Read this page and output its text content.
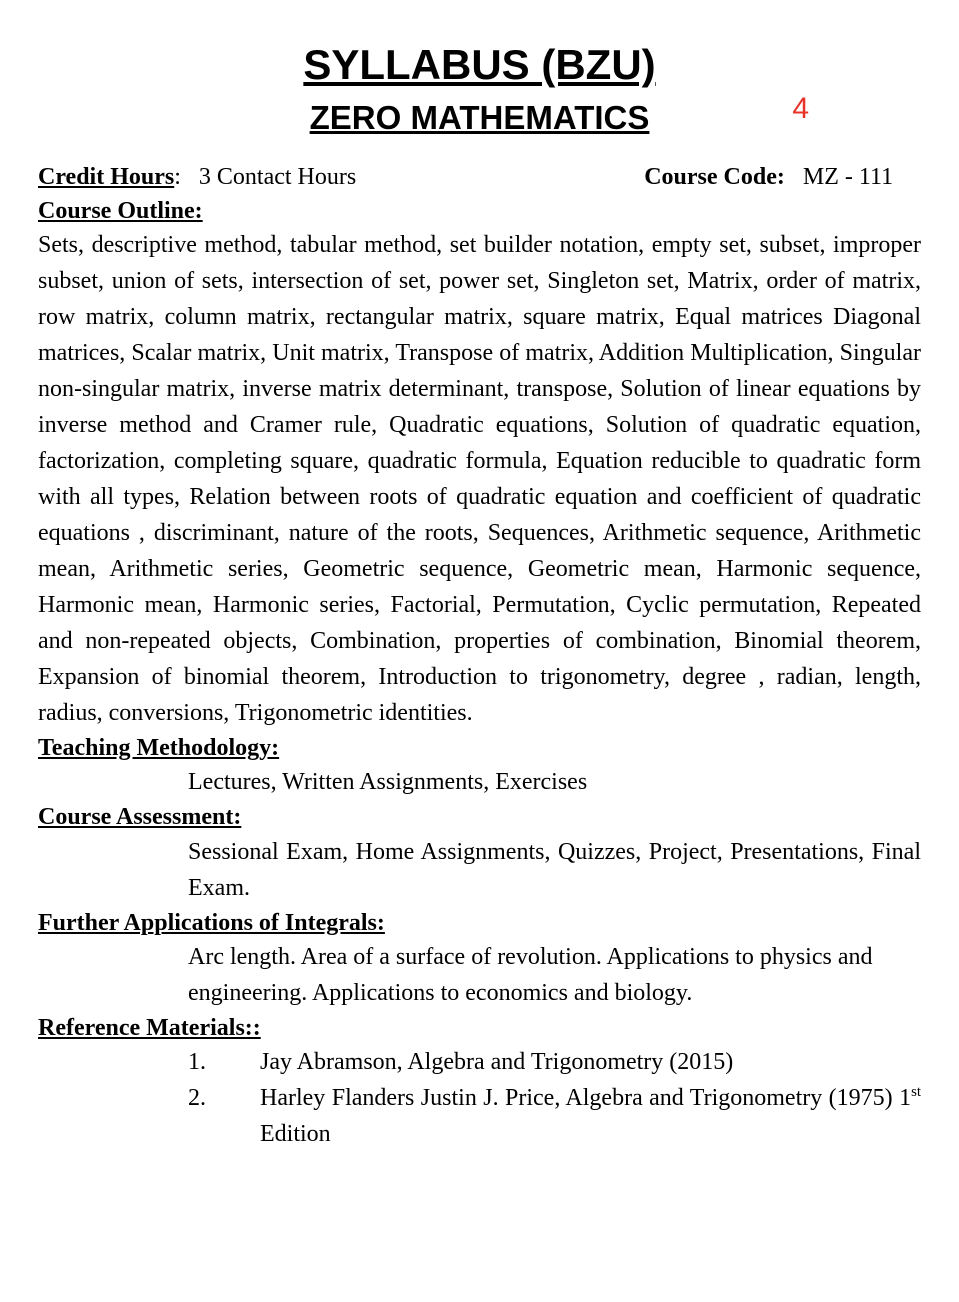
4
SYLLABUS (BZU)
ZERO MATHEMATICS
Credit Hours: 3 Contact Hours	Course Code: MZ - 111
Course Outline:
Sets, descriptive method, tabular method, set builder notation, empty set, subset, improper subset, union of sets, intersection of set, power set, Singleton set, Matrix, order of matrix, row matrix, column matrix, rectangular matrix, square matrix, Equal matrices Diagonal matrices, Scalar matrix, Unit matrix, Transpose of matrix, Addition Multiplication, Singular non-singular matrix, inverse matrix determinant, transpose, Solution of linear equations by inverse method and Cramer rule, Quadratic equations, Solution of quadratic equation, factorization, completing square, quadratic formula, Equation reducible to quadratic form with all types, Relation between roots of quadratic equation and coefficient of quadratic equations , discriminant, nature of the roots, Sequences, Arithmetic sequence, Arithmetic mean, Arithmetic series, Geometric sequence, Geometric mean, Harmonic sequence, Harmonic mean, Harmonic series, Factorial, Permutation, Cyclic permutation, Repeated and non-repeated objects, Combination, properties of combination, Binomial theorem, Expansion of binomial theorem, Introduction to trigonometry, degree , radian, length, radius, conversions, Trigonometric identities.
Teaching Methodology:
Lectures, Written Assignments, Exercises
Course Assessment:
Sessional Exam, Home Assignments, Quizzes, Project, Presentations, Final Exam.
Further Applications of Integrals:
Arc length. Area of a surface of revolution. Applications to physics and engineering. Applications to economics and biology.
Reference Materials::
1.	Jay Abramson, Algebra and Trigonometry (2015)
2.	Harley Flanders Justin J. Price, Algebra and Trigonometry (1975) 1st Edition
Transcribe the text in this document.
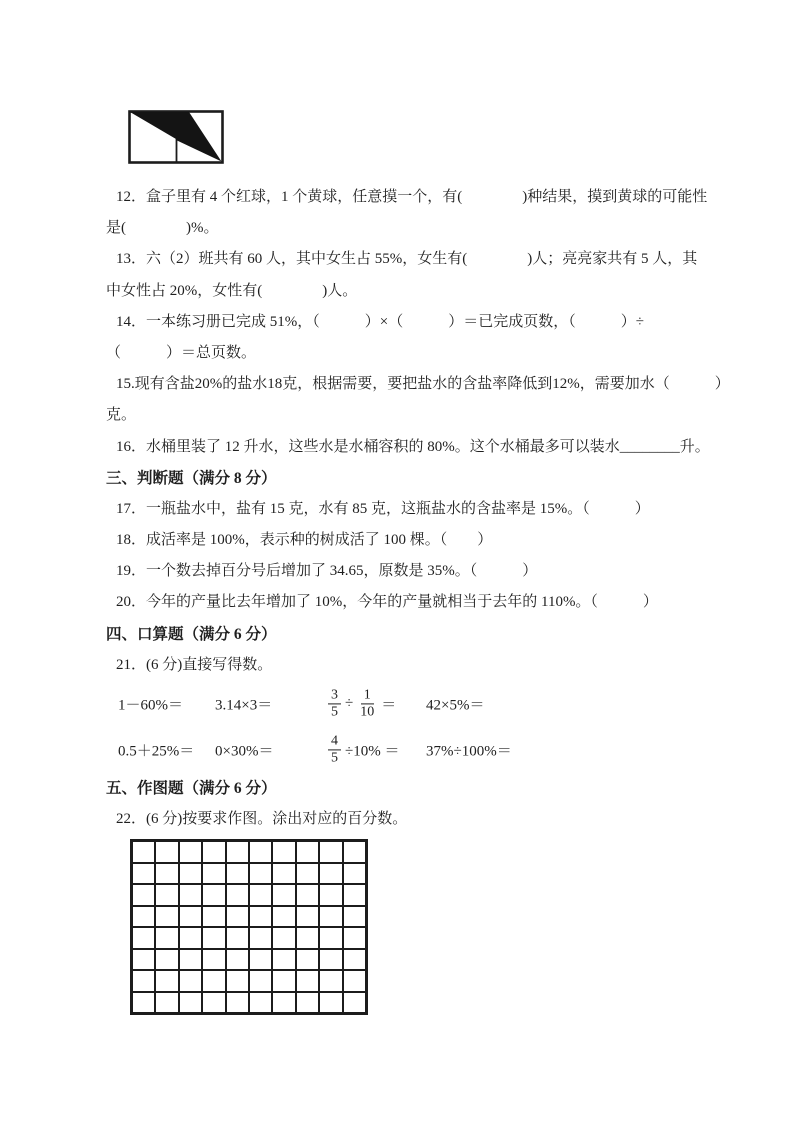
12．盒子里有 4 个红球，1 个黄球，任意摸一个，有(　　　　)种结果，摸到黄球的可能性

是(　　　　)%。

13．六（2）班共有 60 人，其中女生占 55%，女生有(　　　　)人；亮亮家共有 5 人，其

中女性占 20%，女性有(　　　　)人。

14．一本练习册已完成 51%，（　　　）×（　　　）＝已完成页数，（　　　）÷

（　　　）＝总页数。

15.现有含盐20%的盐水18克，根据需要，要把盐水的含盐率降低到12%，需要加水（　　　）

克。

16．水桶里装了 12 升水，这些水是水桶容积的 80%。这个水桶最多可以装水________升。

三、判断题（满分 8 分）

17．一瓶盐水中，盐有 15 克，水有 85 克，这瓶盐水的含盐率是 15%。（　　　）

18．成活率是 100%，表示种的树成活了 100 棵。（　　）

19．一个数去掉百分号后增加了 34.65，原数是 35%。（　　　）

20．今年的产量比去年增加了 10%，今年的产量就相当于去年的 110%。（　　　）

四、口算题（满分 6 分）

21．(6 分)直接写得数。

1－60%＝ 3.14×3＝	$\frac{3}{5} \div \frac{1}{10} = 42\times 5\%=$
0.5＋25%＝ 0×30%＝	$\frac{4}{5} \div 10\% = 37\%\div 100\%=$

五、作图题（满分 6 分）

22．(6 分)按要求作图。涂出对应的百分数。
• • •
## The exercise
Scan the listing above for the word "this" and copy every line that holds it.

## Output of the task
Read this page and output its text content.
Transcribe the text in this document.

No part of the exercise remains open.